[Data excerpts]
((
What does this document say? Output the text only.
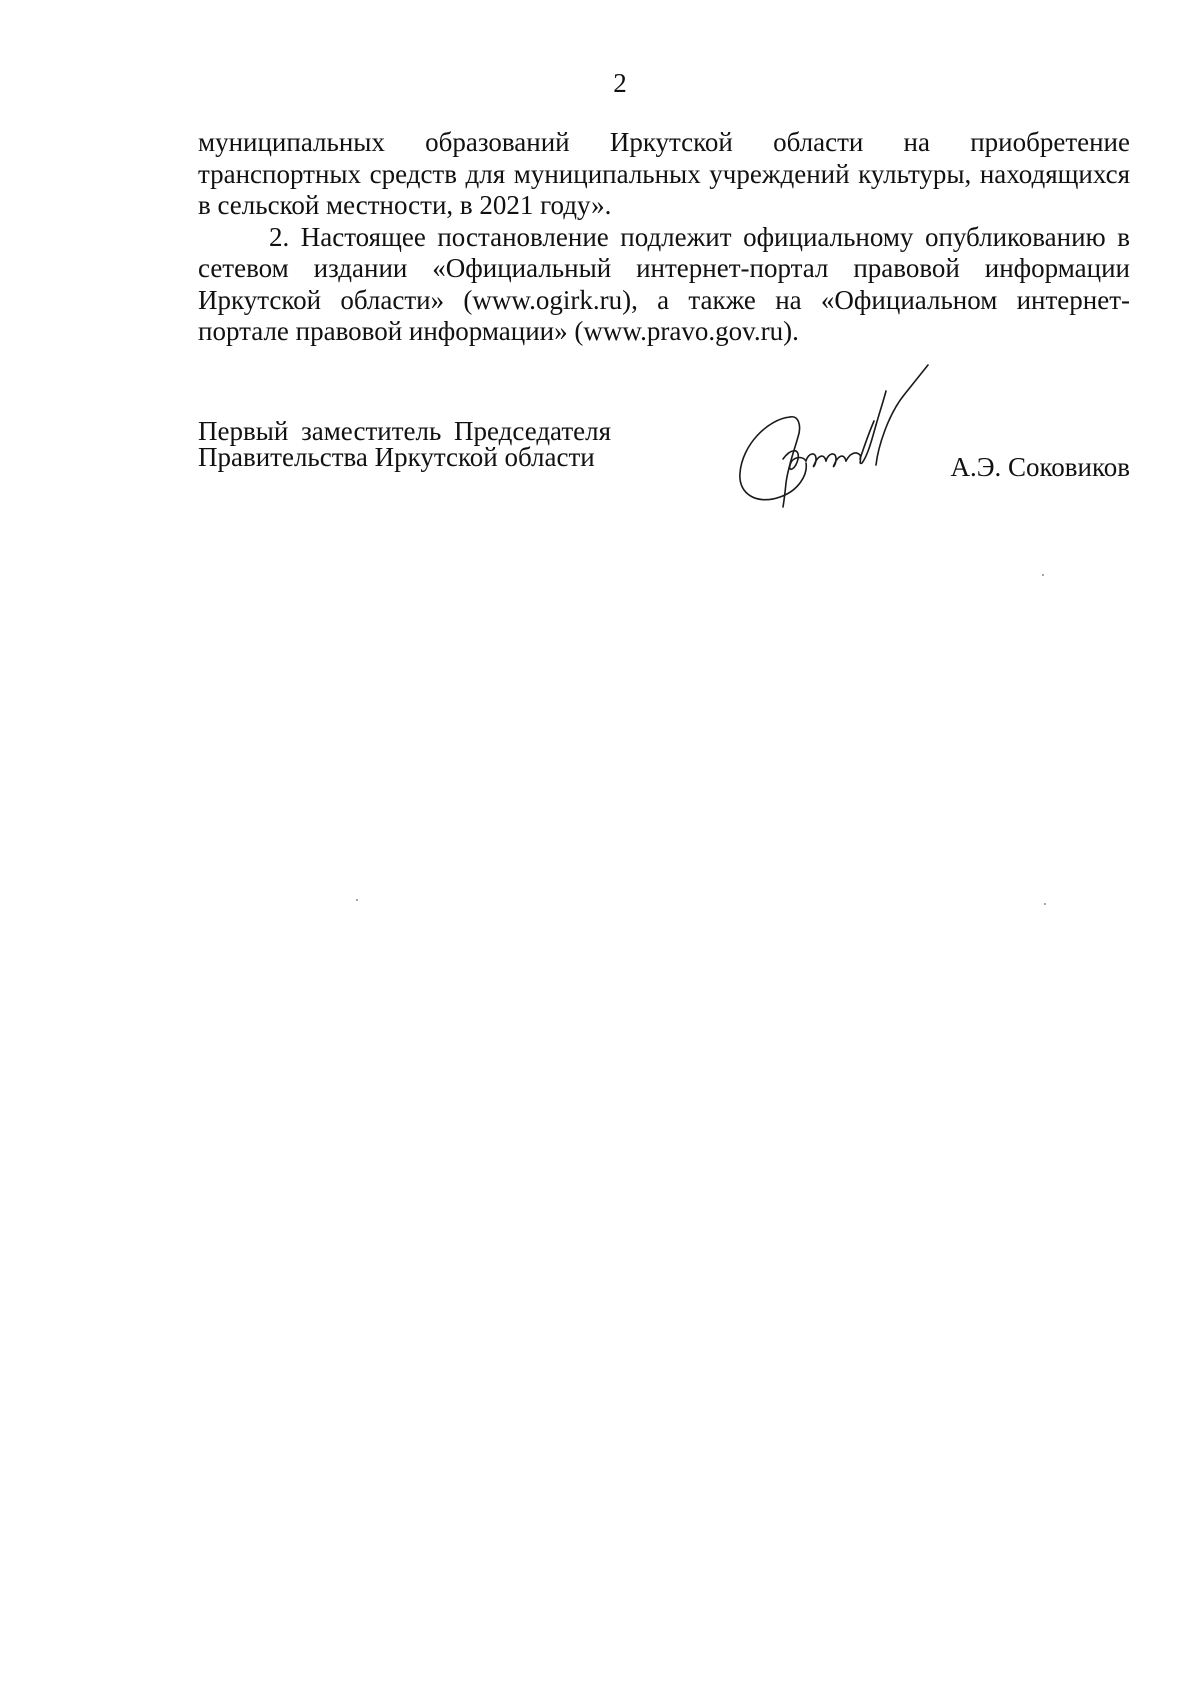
2

муниципальных образований Иркутской области на приобретение транспортных средств для муниципальных учреждений культуры, находящихся в сельской местности, в 2021 году».

2. Настоящее постановление подлежит официальному опубликованию в сетевом издании «Официальный интернет-портал правовой информации Иркутской области» (www.ogirk.ru), а также на «Официальном интернет-портале правовой информации» (www.pravo.gov.ru).

Первый заместитель Председателя
Правительства Иркутской области	А.Э. Соковиков
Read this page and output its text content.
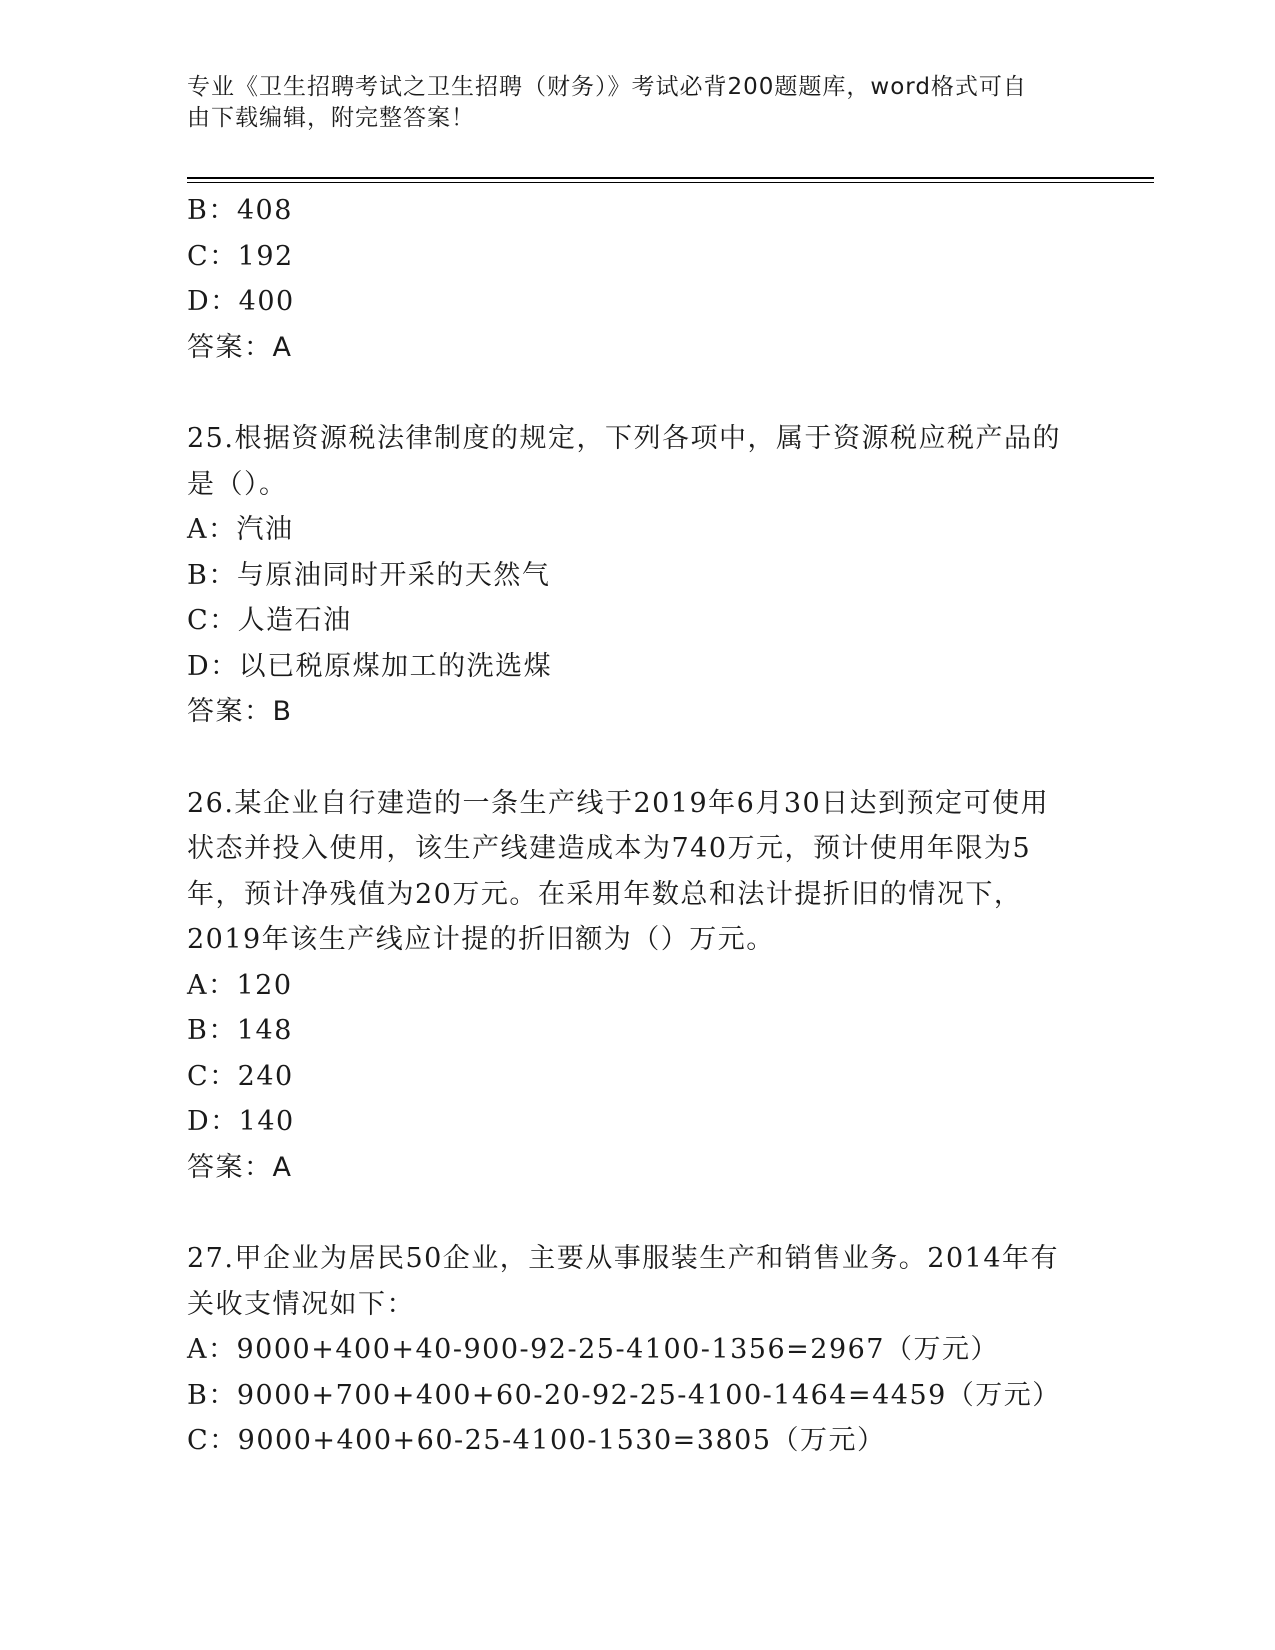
专业《卫生招聘考试之卫生招聘（财务）》考试必背200题题库，word格式可自
由下载编辑，附完整答案！
B：408
C：192
D：400
答案：A
25.根据资源税法律制度的规定，下列各项中，属于资源税应税产品的
是（）。
A：汽油
B：与原油同时开采的天然气
C：人造石油
D：以已税原煤加工的洗选煤
答案：B
26.某企业自行建造的一条生产线于2019年6月30日达到预定可使用
状态并投入使用，该生产线建造成本为740万元，预计使用年限为5
年，预计净残值为20万元。在采用年数总和法计提折旧的情况下，
2019年该生产线应计提的折旧额为（）万元。
A：120
B：148
C：240
D：140
答案：A
27.甲企业为居民50企业，主要从事服装生产和销售业务。2014年有
关收支情况如下：
A：9000+400+40-900-92-25-4100-1356=2967（万元）
B：9000+700+400+60-20-92-25-4100-1464=4459（万元）
C：9000+400+60-25-4100-1530=3805（万元）
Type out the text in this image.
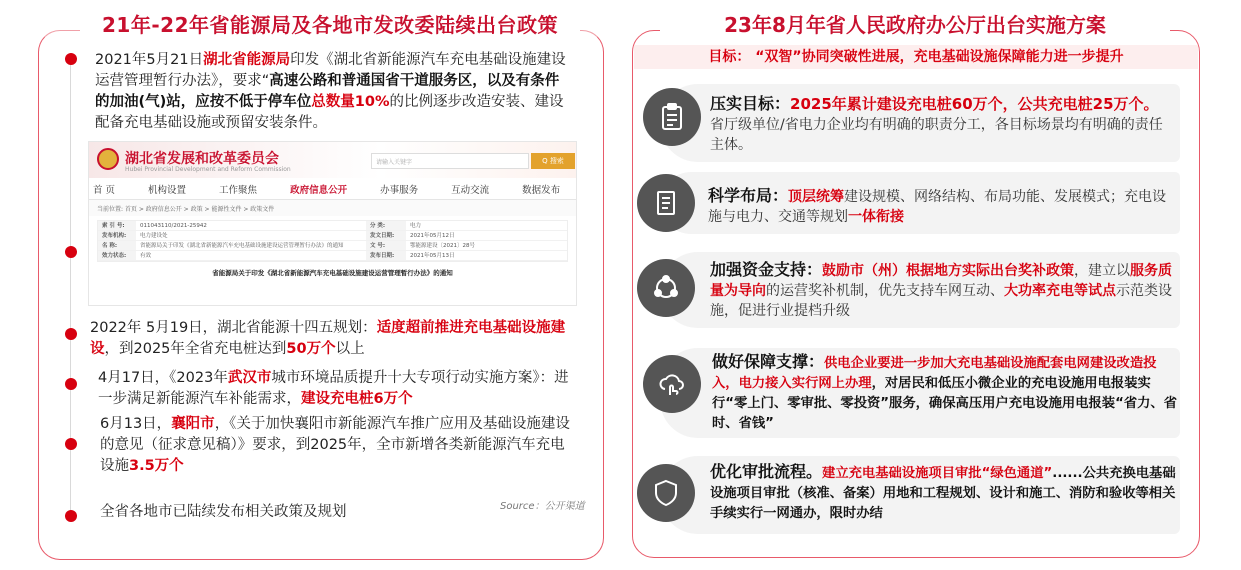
21年-22年省能源局及各地市发改委陆续出台政策
2021年5月21日湖北省能源局印发《湖北省新能源汽车充电基础设施建设运营管理暂行办法》，要求“高速公路和普通国省干道服务区，以及有条件的加油(气)站，应按不低于停车位总数量10%的比例逐步改造安装、建设配备充电基础设施或预留安装条件。
湖北省发展和改革委员会
Hubei Provincial Development and Reform Commission
请输入关键字	Q 搜索
首 页	机构设置	工作聚焦	政府信息公开	办事服务	互动交流	数据发布
当前位置: 首页 > 政府信息公开 > 政策 > 能源性文件 > 政策文件
索 引 号:	011043110/2021-25942	分 类:	电力
发布机构:	电力建设处	发文日期:	2021年05月12日
名 称:	省能源局关于印发《湖北省新能源汽车充电基础设施建设运营管理暂行办法》的通知	文 号:	鄂能源建设〔2021〕28号
效力状态:	有效	发布日期:	2021年05月13日
省能源局关于印发《湖北省新能源汽车充电基础设施建设运营管理暂行办法》的通知
2022年 5月19日，湖北省能源十四五规划：适度超前推进充电基础设施建设，到2025年全省充电桩达到50万个以上
4月17日，《2023年武汉市城市环境品质提升十大专项行动实施方案》：进一步满足新能源汽车补能需求，建设充电桩6万个
6月13日，襄阳市，《关于加快襄阳市新能源汽车推广应用及基础设施建设的意见（征求意见稿）》要求，到2025年，全市新增各类新能源汽车充电设施3.5万个
全省各地市已陆续发布相关政策及规划	Source：公开渠道
23年8月年省人民政府办公厅出台实施方案
目标： “双智”协同突破性进展，充电基础设施保障能力进一步提升
压实目标：2025年累计建设充电桩60万个，公共充电桩25万个。省厅级单位/省电力企业均有明确的职责分工，各目标场景均有明确的责任主体。
科学布局：顶层统筹建设规模、网络结构、布局功能、发展模式；充电设施与电力、交通等规划一体衔接
加强资金支持：鼓励市（州）根据地方实际出台奖补政策，建立以服务质量为导向的运营奖补机制，优先支持车网互动、大功率充电等试点示范类设施，促进行业提档升级
做好保障支撑：供电企业要进一步加大充电基础设施配套电网建设改造投入，电力接入实行网上办理，对居民和低压小微企业的充电设施用电报装实行“零上门、零审批、零投资”服务，确保高压用户充电设施用电报装“省力、省时、省钱”
优化审批流程。建立充电基础设施项目审批“绿色通道”......公共充换电基础设施项目审批（核准、备案）用地和工程规划、设计和施工、消防和验收等相关手续实行一网通办，限时办结
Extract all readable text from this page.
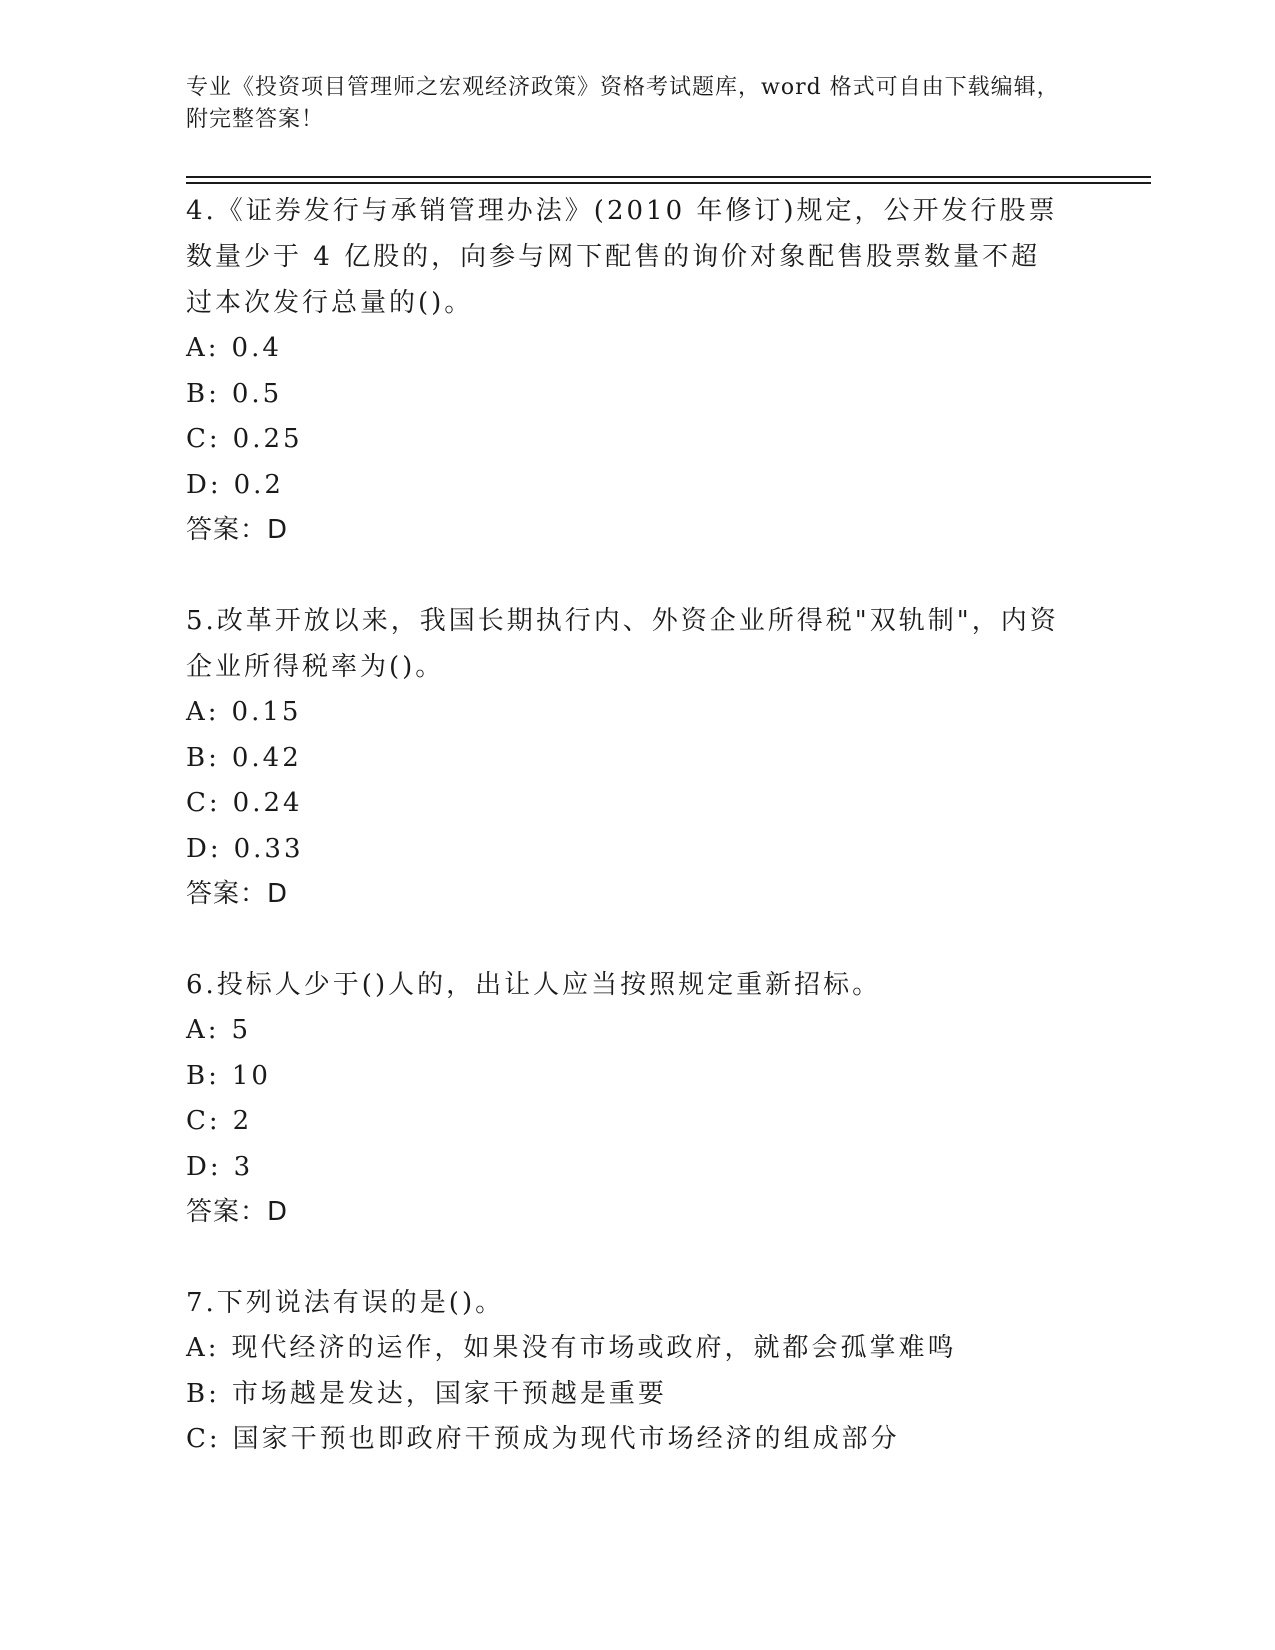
专业《投资项目管理师之宏观经济政策》资格考试题库，word 格式可自由下载编辑，附完整答案！
4.《证券发行与承销管理办法》(2010 年修订)规定，公开发行股票数量少于 4 亿股的，向参与网下配售的询价对象配售股票数量不超过本次发行总量的()。
A: 0.4
B: 0.5
C: 0.25
D: 0.2
答案：D
5.改革开放以来，我国长期执行内、外资企业所得税"双轨制"，内资企业所得税率为()。
A: 0.15
B: 0.42
C: 0.24
D: 0.33
答案：D
6.投标人少于()人的，出让人应当按照规定重新招标。
A: 5
B: 10
C: 2
D: 3
答案：D
7.下列说法有误的是()。
A: 现代经济的运作，如果没有市场或政府，就都会孤掌难鸣
B: 市场越是发达，国家干预越是重要
C: 国家干预也即政府干预成为现代市场经济的组成部分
))
Instructions for the task -> Write out the listing word for word, omitting the pictures it holds.

Correct response ->
What does this document say? Output the text only.
2

муниципальных образований Иркутской области на приобретение транспортных средств для муниципальных учреждений культуры, находящихся в сельской местности, в 2021 году».

2. Настоящее постановление подлежит официальному опубликованию в сетевом издании «Официальный интернет-портал правовой информации Иркутской области» (www.ogirk.ru), а также на «Официальном интернет-портале правовой информации» (www.pravo.gov.ru).

Первый заместитель Председателя
Правительства Иркутской области	А.Э. Соковиков
Read this page and output its text content.
专业《卫生招聘考试之卫生招聘（财务）》考试必背200题题库，word格式可自
由下载编辑，附完整答案！
B：408
C：192
D：400
答案：A
25.根据资源税法律制度的规定，下列各项中，属于资源税应税产品的
是（）。
A：汽油
B：与原油同时开采的天然气
C：人造石油
D：以已税原煤加工的洗选煤
答案：B
26.某企业自行建造的一条生产线于2019年6月30日达到预定可使用
状态并投入使用，该生产线建造成本为740万元，预计使用年限为5
年，预计净残值为20万元。在采用年数总和法计提折旧的情况下，
2019年该生产线应计提的折旧额为（）万元。
A：120
B：148
C：240
D：140
答案：A
27.甲企业为居民50企业，主要从事服装生产和销售业务。2014年有
关收支情况如下：
A：9000+400+40-900-92-25-4100-1356=2967（万元）
B：9000+700+400+60-20-92-25-4100-1464=4459（万元）
C：9000+400+60-25-4100-1530=3805（万元）
Type out the text in this image.
21年-22年省能源局及各地市发改委陆续出台政策
2021年5月21日湖北省能源局印发《湖北省新能源汽车充电基础设施建设运营管理暂行办法》，要求“高速公路和普通国省干道服务区，以及有条件的加油(气)站，应按不低于停车位总数量10%的比例逐步改造安装、建设配备充电基础设施或预留安装条件。
湖北省发展和改革委员会
Hubei Provincial Development and Reform Commission
请输入关键字	Q 搜索
首 页	机构设置	工作聚焦	政府信息公开	办事服务	互动交流	数据发布
当前位置: 首页 > 政府信息公开 > 政策 > 能源性文件 > 政策文件
索 引 号:	011043110/2021-25942	分 类:	电力
发布机构:	电力建设处	发文日期:	2021年05月12日
名 称:	省能源局关于印发《湖北省新能源汽车充电基础设施建设运营管理暂行办法》的通知	文 号:	鄂能源建设〔2021〕28号
效力状态:	有效	发布日期:	2021年05月13日
省能源局关于印发《湖北省新能源汽车充电基础设施建设运营管理暂行办法》的通知
2022年 5月19日，湖北省能源十四五规划：适度超前推进充电基础设施建设，到2025年全省充电桩达到50万个以上
4月17日，《2023年武汉市城市环境品质提升十大专项行动实施方案》：进一步满足新能源汽车补能需求，建设充电桩6万个
6月13日，襄阳市，《关于加快襄阳市新能源汽车推广应用及基础设施建设的意见（征求意见稿）》要求，到2025年，全市新增各类新能源汽车充电设施3.5万个
全省各地市已陆续发布相关政策及规划	Source：公开渠道
23年8月年省人民政府办公厅出台实施方案
目标： “双智”协同突破性进展，充电基础设施保障能力进一步提升
压实目标：2025年累计建设充电桩60万个，公共充电桩25万个。省厅级单位/省电力企业均有明确的职责分工，各目标场景均有明确的责任主体。
科学布局：顶层统筹建设规模、网络结构、布局功能、发展模式；充电设施与电力、交通等规划一体衔接
加强资金支持：鼓励市（州）根据地方实际出台奖补政策，建立以服务质量为导向的运营奖补机制，优先支持车网互动、大功率充电等试点示范类设施，促进行业提档升级
做好保障支撑：供电企业要进一步加大充电基础设施配套电网建设改造投入，电力接入实行网上办理，对居民和低压小微企业的充电设施用电报装实行“零上门、零审批、零投资”服务，确保高压用户充电设施用电报装“省力、省时、省钱”
优化审批流程。建立充电基础设施项目审批“绿色通道”......公共充换电基础设施项目审批（核准、备案）用地和工程规划、设计和施工、消防和验收等相关手续实行一网通办，限时办结
Extract all readable text from this page.
专业《投资项目管理师之宏观经济政策》资格考试题库，word 格式可自由下载编辑，附完整答案！
4.《证券发行与承销管理办法》(2010 年修订)规定，公开发行股票数量少于 4 亿股的，向参与网下配售的询价对象配售股票数量不超过本次发行总量的()。
A: 0.4
B: 0.5
C: 0.25
D: 0.2
答案：D
5.改革开放以来，我国长期执行内、外资企业所得税"双轨制"，内资企业所得税率为()。
A: 0.15
B: 0.42
C: 0.24
D: 0.33
答案：D
6.投标人少于()人的，出让人应当按照规定重新招标。
A: 5
B: 10
C: 2
D: 3
答案：D
7.下列说法有误的是()。
A: 现代经济的运作，如果没有市场或政府，就都会孤掌难鸣
B: 市场越是发达，国家干预越是重要
C: 国家干预也即政府干预成为现代市场经济的组成部分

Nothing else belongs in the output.